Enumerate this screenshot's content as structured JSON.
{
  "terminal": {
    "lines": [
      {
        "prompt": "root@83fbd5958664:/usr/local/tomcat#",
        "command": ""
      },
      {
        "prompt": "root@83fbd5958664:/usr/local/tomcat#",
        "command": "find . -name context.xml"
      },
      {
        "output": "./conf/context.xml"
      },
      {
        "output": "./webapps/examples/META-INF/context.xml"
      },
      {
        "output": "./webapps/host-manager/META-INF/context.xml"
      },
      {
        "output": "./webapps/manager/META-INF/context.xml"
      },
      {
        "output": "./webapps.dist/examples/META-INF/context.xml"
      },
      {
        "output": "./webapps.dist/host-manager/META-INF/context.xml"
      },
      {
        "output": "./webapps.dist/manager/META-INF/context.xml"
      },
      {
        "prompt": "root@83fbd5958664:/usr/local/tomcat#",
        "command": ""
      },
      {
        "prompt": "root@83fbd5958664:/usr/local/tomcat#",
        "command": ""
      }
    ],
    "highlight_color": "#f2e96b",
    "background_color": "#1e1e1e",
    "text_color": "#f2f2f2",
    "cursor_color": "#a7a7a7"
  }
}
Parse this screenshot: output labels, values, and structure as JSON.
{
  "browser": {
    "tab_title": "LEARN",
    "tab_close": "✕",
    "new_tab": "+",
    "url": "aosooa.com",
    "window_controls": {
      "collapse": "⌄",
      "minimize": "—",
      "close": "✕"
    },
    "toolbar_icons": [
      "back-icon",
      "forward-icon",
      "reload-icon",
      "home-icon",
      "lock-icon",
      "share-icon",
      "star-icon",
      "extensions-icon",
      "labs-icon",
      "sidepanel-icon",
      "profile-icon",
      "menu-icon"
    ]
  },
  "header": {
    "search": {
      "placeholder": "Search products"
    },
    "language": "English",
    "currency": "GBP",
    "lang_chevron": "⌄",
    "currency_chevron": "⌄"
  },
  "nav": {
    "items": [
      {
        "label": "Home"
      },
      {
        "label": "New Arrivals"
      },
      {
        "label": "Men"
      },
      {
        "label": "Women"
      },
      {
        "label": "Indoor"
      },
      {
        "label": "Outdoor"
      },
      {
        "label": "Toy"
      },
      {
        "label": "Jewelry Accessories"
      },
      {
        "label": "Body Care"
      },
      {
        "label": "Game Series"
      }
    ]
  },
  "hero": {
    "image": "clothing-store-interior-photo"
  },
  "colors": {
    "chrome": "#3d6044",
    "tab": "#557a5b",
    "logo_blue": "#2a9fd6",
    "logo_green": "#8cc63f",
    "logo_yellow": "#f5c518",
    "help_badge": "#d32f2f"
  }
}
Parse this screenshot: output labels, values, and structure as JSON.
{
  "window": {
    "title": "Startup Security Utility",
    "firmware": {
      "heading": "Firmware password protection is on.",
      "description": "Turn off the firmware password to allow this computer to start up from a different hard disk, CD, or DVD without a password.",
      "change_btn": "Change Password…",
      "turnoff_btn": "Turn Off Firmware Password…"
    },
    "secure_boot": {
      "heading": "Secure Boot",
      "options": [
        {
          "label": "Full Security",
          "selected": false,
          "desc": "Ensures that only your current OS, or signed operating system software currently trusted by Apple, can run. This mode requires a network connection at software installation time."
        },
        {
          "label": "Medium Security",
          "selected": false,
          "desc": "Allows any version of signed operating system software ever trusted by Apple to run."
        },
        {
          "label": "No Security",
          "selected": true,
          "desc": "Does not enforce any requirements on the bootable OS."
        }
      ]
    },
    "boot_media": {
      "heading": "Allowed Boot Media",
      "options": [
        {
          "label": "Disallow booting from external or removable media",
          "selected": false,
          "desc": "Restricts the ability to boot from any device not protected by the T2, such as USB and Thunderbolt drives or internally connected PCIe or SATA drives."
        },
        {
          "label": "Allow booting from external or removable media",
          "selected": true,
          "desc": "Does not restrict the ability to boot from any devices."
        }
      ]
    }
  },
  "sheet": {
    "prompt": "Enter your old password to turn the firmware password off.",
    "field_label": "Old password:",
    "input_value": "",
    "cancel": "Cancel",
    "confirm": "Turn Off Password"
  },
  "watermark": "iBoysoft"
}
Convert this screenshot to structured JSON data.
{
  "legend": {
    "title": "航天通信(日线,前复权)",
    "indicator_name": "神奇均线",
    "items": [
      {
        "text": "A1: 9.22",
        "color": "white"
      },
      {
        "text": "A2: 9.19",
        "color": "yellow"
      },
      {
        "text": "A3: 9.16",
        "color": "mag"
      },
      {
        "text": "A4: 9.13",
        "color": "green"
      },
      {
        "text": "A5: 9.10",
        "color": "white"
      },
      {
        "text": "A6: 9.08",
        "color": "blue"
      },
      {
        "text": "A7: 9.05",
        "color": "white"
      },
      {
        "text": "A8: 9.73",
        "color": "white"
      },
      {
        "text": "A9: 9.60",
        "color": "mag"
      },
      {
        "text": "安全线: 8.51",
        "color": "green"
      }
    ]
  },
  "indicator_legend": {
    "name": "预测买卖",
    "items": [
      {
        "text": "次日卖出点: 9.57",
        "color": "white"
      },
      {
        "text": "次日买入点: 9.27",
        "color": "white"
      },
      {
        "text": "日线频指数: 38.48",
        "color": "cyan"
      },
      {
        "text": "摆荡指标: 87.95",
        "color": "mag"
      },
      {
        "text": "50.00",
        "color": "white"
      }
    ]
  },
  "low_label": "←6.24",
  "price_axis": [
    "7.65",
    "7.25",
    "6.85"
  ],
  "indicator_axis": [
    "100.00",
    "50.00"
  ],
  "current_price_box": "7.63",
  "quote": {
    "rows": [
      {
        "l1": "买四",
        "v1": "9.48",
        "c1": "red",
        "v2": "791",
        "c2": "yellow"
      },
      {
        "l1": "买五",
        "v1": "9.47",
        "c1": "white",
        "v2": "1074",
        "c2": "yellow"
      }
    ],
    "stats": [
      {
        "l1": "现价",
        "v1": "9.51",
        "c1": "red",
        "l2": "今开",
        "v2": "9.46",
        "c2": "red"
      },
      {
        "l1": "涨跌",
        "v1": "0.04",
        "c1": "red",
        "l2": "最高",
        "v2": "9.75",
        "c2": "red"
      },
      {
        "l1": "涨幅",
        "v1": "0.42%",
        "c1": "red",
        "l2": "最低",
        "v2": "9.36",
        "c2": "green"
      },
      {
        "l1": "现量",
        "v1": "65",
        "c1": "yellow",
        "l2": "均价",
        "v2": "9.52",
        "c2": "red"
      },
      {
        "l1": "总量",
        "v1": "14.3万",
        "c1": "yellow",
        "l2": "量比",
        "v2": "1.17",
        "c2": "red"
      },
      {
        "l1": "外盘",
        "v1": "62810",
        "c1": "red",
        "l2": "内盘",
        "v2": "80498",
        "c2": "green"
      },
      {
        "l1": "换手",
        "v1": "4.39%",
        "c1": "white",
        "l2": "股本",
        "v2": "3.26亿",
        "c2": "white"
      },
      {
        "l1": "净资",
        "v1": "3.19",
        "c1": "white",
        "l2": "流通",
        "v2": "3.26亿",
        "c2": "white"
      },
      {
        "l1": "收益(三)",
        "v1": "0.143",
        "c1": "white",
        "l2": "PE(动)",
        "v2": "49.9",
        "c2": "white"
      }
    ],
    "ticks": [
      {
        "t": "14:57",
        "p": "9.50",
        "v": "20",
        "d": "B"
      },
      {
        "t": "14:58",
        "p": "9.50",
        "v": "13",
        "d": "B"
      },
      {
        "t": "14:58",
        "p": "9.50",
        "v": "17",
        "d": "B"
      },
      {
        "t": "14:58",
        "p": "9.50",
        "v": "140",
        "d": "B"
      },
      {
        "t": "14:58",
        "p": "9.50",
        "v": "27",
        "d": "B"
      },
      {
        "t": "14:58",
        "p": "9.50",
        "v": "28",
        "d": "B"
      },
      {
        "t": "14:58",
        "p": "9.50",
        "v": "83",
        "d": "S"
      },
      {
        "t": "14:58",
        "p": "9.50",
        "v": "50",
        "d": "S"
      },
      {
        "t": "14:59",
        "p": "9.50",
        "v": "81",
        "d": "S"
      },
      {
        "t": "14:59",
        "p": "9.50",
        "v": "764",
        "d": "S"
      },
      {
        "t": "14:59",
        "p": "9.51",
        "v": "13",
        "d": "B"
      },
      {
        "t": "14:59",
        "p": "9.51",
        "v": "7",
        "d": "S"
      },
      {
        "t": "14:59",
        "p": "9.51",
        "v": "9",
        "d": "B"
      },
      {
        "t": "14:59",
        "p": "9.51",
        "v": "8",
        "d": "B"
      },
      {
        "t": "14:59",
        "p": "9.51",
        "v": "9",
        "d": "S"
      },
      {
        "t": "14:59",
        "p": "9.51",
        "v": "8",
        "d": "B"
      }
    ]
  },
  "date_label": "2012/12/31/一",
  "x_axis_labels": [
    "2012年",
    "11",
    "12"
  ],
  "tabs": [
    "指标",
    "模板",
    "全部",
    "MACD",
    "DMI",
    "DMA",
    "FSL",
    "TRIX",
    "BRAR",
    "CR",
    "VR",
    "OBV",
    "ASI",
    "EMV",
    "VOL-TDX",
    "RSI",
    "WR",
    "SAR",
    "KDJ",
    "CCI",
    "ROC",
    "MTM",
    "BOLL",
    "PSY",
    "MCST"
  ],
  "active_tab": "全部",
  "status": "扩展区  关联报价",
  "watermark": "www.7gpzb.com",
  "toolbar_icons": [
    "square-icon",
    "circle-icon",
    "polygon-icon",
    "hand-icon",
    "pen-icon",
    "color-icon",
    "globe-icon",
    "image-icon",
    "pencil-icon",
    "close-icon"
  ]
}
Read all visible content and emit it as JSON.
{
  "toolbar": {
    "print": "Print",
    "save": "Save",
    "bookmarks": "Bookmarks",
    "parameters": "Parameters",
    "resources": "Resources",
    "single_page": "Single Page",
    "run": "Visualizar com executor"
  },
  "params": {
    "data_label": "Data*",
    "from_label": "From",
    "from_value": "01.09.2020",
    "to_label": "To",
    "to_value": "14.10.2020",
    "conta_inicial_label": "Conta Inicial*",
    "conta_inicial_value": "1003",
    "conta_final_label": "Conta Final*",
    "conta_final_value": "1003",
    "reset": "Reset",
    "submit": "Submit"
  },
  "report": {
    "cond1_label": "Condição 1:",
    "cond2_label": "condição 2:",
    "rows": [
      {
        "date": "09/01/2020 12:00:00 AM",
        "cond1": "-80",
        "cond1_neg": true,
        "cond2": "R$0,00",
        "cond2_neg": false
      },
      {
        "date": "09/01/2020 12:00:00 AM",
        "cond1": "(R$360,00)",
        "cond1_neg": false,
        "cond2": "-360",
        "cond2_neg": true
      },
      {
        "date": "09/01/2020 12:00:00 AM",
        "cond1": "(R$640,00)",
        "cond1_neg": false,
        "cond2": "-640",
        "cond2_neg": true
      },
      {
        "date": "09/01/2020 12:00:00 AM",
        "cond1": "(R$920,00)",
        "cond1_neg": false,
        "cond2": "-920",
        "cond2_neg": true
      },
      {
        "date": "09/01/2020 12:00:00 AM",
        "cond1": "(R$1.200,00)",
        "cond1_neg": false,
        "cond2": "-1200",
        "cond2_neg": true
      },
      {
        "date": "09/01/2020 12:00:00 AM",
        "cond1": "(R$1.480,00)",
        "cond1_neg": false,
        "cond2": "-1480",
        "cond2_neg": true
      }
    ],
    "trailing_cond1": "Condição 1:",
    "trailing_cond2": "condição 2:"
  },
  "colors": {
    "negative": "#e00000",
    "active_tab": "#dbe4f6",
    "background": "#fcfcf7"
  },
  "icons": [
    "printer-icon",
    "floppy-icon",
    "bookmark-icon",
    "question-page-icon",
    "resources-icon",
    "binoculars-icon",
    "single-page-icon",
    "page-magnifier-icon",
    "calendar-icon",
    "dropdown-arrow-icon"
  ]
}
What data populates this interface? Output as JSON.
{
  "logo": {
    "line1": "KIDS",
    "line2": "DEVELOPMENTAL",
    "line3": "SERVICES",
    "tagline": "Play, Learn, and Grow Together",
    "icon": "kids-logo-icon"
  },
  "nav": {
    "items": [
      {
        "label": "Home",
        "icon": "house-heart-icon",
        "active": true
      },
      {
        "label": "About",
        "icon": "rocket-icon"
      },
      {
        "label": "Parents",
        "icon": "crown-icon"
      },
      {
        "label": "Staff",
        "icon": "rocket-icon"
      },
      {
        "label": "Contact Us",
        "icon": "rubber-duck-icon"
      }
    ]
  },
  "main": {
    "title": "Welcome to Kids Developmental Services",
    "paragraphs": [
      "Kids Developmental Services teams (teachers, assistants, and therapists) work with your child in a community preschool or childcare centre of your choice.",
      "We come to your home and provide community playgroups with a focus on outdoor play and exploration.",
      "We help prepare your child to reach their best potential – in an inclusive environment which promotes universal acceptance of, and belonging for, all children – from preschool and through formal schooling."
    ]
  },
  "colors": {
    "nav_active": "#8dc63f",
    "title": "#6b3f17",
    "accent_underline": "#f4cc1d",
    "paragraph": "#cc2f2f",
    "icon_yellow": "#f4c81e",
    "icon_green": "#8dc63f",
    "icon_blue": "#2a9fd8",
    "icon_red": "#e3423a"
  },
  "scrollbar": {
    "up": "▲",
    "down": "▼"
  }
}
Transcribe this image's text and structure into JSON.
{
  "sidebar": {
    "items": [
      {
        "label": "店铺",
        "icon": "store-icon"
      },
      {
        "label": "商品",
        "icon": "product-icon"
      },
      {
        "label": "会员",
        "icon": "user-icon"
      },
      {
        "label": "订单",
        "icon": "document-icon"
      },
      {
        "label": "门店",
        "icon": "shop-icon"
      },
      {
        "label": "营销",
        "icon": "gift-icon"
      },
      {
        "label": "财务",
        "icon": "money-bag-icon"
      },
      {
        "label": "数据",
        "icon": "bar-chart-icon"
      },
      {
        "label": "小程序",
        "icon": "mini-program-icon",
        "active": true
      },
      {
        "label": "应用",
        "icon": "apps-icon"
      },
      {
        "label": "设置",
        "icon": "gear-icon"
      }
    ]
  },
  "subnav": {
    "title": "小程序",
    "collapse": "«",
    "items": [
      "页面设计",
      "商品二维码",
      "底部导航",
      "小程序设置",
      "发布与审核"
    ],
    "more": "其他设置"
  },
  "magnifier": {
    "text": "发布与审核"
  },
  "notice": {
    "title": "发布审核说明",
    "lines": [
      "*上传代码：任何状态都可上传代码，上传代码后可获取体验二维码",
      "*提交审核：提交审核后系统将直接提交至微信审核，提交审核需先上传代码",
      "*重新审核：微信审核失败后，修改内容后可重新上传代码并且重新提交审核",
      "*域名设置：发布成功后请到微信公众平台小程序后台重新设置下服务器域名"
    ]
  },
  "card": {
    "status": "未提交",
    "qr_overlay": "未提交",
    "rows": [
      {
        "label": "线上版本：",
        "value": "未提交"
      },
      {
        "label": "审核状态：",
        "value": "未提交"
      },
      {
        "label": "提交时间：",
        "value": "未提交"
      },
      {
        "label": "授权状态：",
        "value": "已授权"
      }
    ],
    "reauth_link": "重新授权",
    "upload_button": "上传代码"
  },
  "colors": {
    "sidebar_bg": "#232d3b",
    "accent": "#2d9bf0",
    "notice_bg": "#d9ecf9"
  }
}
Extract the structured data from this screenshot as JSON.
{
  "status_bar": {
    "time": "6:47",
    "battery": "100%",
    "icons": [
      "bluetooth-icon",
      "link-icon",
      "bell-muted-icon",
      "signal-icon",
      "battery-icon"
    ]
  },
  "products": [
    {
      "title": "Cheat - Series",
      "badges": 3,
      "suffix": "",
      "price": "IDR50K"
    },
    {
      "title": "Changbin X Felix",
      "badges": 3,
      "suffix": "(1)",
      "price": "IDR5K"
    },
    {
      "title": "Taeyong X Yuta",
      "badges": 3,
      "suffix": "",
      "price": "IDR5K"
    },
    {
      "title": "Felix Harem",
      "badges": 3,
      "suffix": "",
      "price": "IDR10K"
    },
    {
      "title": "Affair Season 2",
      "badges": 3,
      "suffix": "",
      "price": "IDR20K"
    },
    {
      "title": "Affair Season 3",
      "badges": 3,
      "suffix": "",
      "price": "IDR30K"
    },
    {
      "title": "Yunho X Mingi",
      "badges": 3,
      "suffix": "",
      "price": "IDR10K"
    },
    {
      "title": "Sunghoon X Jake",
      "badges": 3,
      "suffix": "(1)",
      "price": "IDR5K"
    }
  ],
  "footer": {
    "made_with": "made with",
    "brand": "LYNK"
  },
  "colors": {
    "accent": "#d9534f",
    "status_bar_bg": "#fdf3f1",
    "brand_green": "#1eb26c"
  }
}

> TASK DETAILS:
Return the lines above, from the one containing "Extract the structured" to the end, exactly as they stand.

> FULL RESPONSE:
Extract the structured data from this screenshot as JSON.
{
  "status_bar": {
    "time": "6:47",
    "battery": "100%",
    "icons": [
      "bluetooth-icon",
      "link-icon",
      "bell-muted-icon",
      "signal-icon",
      "battery-icon"
    ]
  },
  "products": [
    {
      "title": "Cheat - Series",
      "badges": 3,
      "suffix": "",
      "price": "IDR50K"
    },
    {
      "title": "Changbin X Felix",
      "badges": 3,
      "suffix": "(1)",
      "price": "IDR5K"
    },
    {
      "title": "Taeyong X Yuta",
      "badges": 3,
      "suffix": "",
      "price": "IDR5K"
    },
    {
      "title": "Felix Harem",
      "badges": 3,
      "suffix": "",
      "price": "IDR10K"
    },
    {
      "title": "Affair Season 2",
      "badges": 3,
      "suffix": "",
      "price": "IDR20K"
    },
    {
      "title": "Affair Season 3",
      "badges": 3,
      "suffix": "",
      "price": "IDR30K"
    },
    {
      "title": "Yunho X Mingi",
      "badges": 3,
      "suffix": "",
      "price": "IDR10K"
    },
    {
      "title": "Sunghoon X Jake",
      "badges": 3,
      "suffix": "(1)",
      "price": "IDR5K"
    }
  ],
  "footer": {
    "made_with": "made with",
    "brand": "LYNK"
  },
  "colors": {
    "accent": "#d9534f",
    "status_bar_bg": "#fdf3f1",
    "brand_green": "#1eb26c"
  }
}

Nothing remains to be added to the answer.